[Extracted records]
____

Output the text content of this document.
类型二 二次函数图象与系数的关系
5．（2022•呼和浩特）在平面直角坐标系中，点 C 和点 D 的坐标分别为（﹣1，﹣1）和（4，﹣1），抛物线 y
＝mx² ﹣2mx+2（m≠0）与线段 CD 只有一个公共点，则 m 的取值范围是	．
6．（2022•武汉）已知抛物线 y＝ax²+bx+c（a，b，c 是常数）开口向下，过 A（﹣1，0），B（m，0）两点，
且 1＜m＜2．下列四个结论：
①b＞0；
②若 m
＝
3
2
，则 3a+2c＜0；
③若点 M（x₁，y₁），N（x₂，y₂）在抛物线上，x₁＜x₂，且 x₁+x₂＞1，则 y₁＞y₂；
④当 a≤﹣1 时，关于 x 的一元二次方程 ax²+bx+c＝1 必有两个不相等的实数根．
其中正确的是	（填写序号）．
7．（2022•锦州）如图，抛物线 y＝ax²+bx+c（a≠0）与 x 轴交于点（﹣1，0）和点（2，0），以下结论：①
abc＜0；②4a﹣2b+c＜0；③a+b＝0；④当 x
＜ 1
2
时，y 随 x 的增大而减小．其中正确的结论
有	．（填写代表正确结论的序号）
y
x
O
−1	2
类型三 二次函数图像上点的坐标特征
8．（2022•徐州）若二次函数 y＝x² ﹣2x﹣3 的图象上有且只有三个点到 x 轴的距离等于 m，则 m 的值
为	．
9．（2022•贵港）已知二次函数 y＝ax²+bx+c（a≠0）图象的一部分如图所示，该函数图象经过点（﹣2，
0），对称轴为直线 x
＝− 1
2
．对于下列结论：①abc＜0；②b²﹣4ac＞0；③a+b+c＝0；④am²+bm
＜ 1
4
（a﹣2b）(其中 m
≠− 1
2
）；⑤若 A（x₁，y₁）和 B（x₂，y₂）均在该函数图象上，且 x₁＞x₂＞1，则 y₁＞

____

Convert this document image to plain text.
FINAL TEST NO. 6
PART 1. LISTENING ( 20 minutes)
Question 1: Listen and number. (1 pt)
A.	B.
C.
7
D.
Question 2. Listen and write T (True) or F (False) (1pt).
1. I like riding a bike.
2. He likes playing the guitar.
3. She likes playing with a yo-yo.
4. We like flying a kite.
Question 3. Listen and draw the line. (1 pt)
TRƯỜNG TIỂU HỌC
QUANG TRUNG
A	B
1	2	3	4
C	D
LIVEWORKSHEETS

____

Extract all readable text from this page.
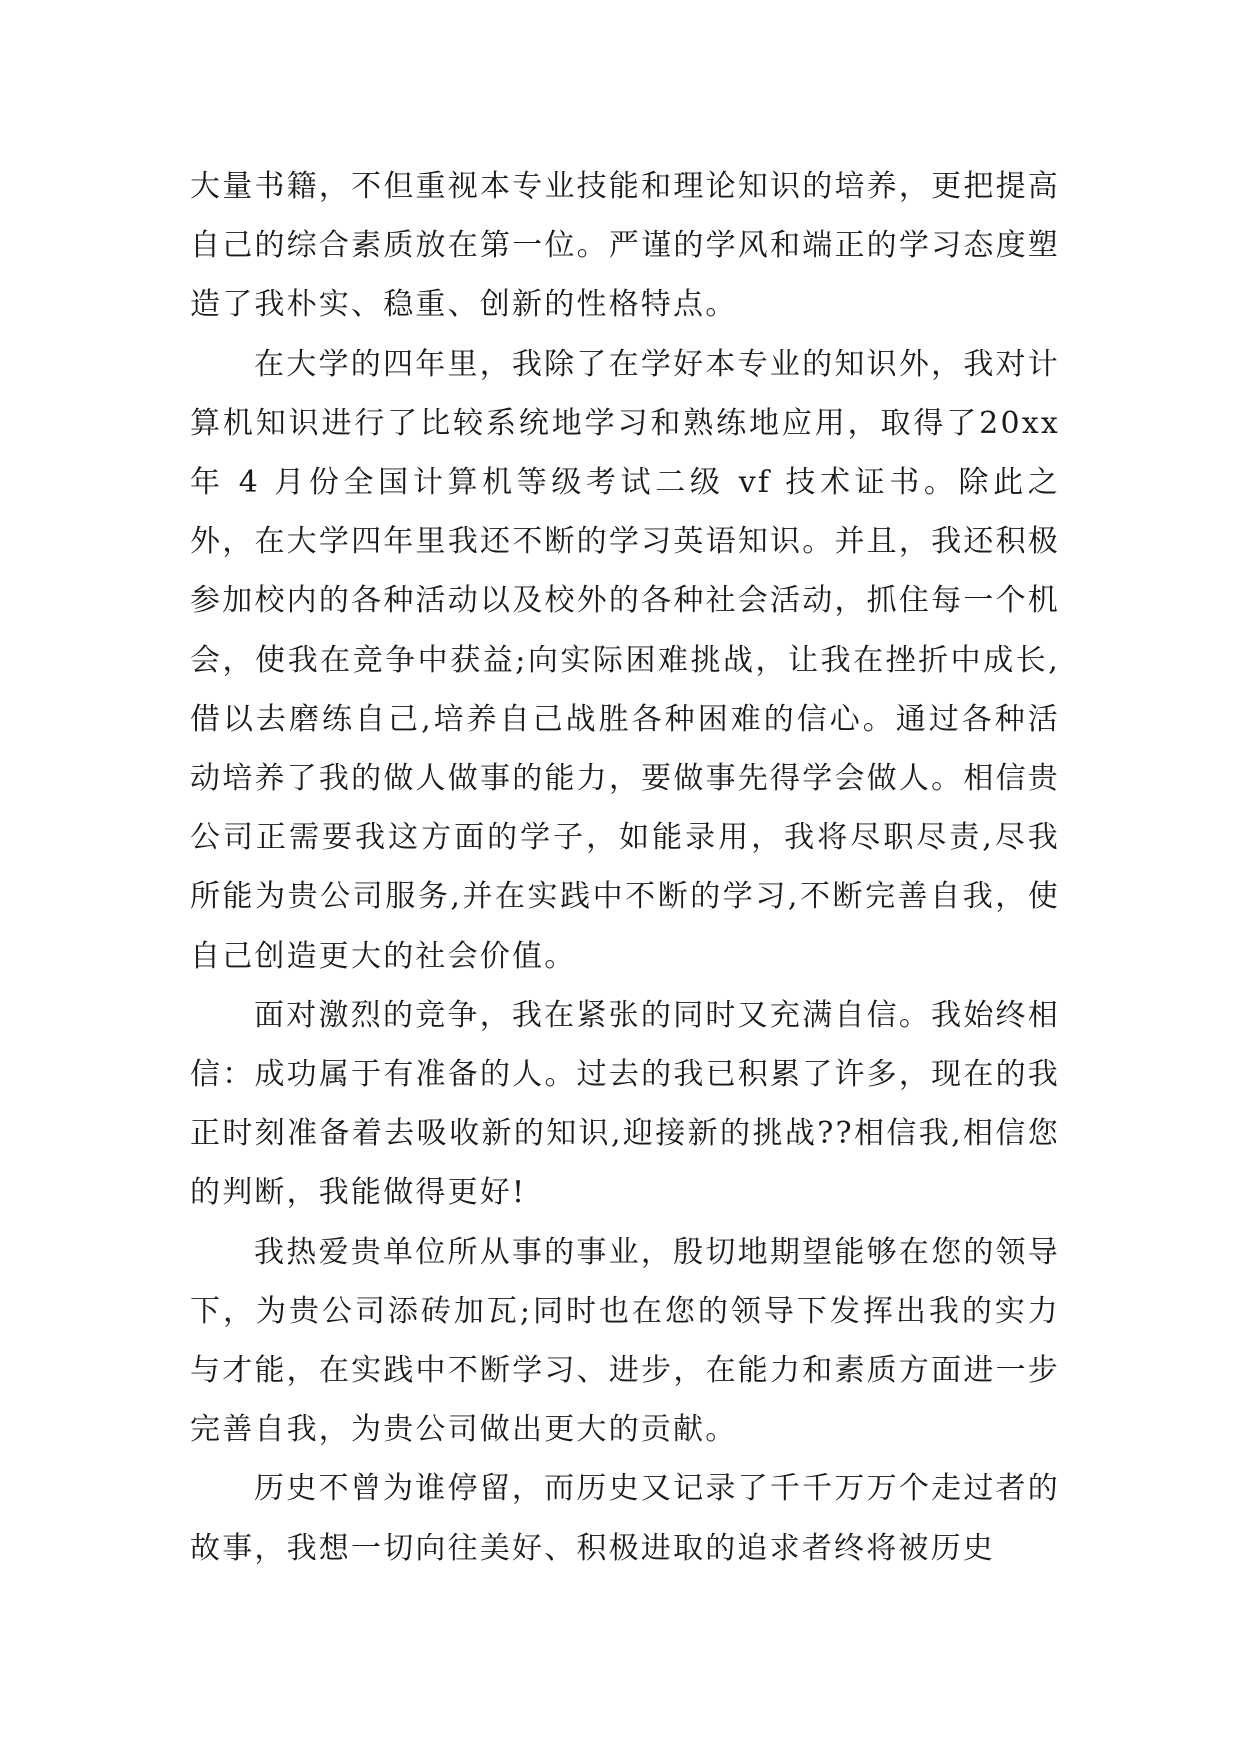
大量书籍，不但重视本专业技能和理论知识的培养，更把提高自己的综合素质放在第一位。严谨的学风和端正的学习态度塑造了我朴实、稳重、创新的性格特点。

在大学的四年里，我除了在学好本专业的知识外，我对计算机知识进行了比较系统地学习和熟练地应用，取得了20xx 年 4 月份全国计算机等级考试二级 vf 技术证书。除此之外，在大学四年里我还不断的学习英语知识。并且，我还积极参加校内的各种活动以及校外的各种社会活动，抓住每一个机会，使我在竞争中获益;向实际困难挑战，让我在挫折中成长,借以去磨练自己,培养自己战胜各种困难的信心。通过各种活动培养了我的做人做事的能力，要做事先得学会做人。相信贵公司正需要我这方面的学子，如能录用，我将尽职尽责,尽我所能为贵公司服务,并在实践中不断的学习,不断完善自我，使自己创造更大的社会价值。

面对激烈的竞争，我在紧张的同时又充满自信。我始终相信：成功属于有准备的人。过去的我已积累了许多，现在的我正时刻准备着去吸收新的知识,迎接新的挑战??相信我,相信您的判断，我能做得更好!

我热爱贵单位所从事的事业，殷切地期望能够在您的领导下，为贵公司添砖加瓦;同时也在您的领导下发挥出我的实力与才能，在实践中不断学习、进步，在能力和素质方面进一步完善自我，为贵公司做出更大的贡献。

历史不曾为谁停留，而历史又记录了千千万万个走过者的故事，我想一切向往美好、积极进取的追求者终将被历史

____

§ Objective
Return all lines containing "playing".

§ Exercise solution
2. He likes playing the guitar.
3. She likes playing with a yo-yo.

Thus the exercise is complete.